▸ **YOUR OBJECTIVE**:
Work through the material below and count the lines holding the word "icon"; give that count and nothing more.

Stored data entries
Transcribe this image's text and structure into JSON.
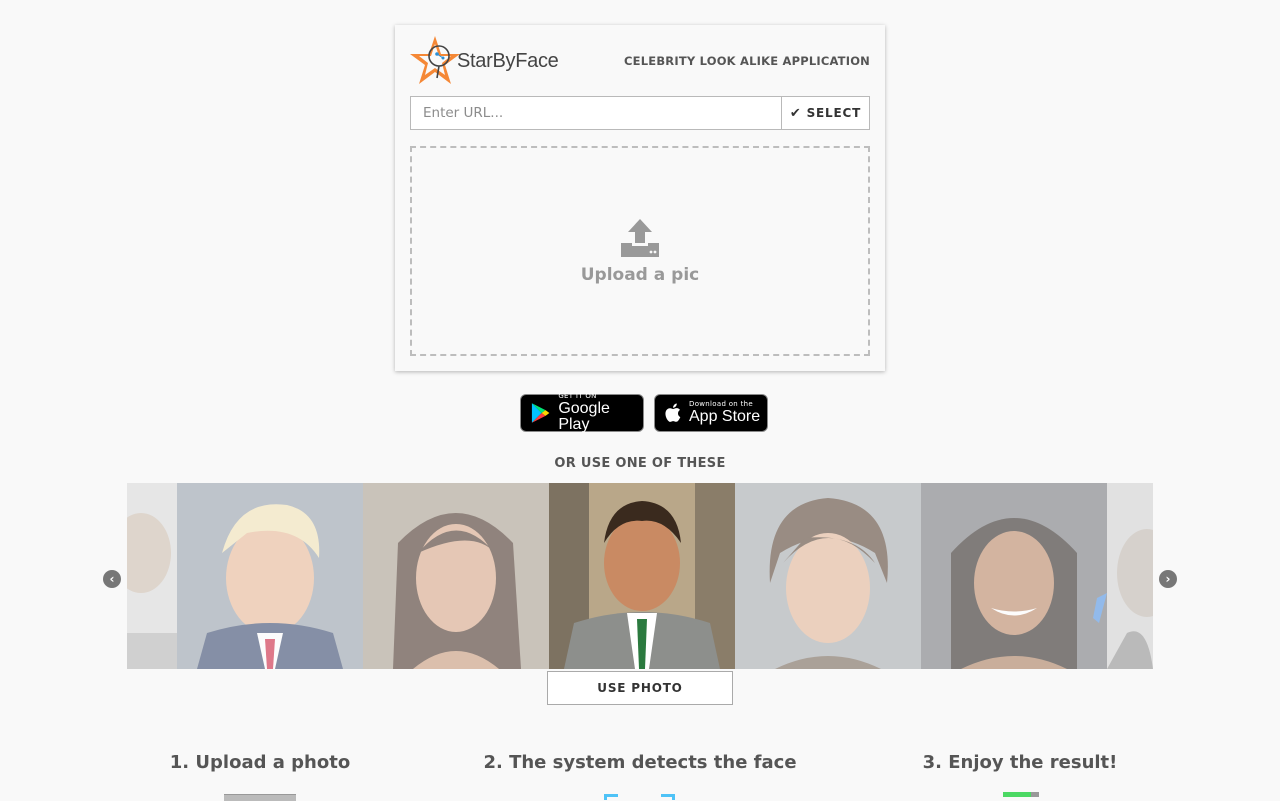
{
  "header": {
    "logo_text": "StarByFace",
    "tagline": "CELEBRITY LOOK ALIKE APPLICATION"
  },
  "url_form": {
    "placeholder": "Enter URL...",
    "value": "",
    "select_label": "SELECT"
  },
  "upload": {
    "label": "Upload a pic",
    "icon": "upload-icon"
  },
  "stores": {
    "google_small": "GET IT ON",
    "google_big": "Google Play",
    "apple_small": "Download on the",
    "apple_big": "App Store"
  },
  "examples": {
    "heading": "OR USE ONE OF THESE",
    "use_button": "USE PHOTO",
    "prev_icon": "chevron-left-icon",
    "next_icon": "chevron-right-icon"
  },
  "steps": [
    {
      "label": "1. Upload a photo"
    },
    {
      "label": "2. The system detects the face"
    },
    {
      "label": "3. Enjoy the result!"
    }
  ],
  "colors": {
    "background": "#f9f9f9",
    "text": "#555555",
    "border": "#b9b9b9"
  }
}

▸ **FINISHED TASK**:
3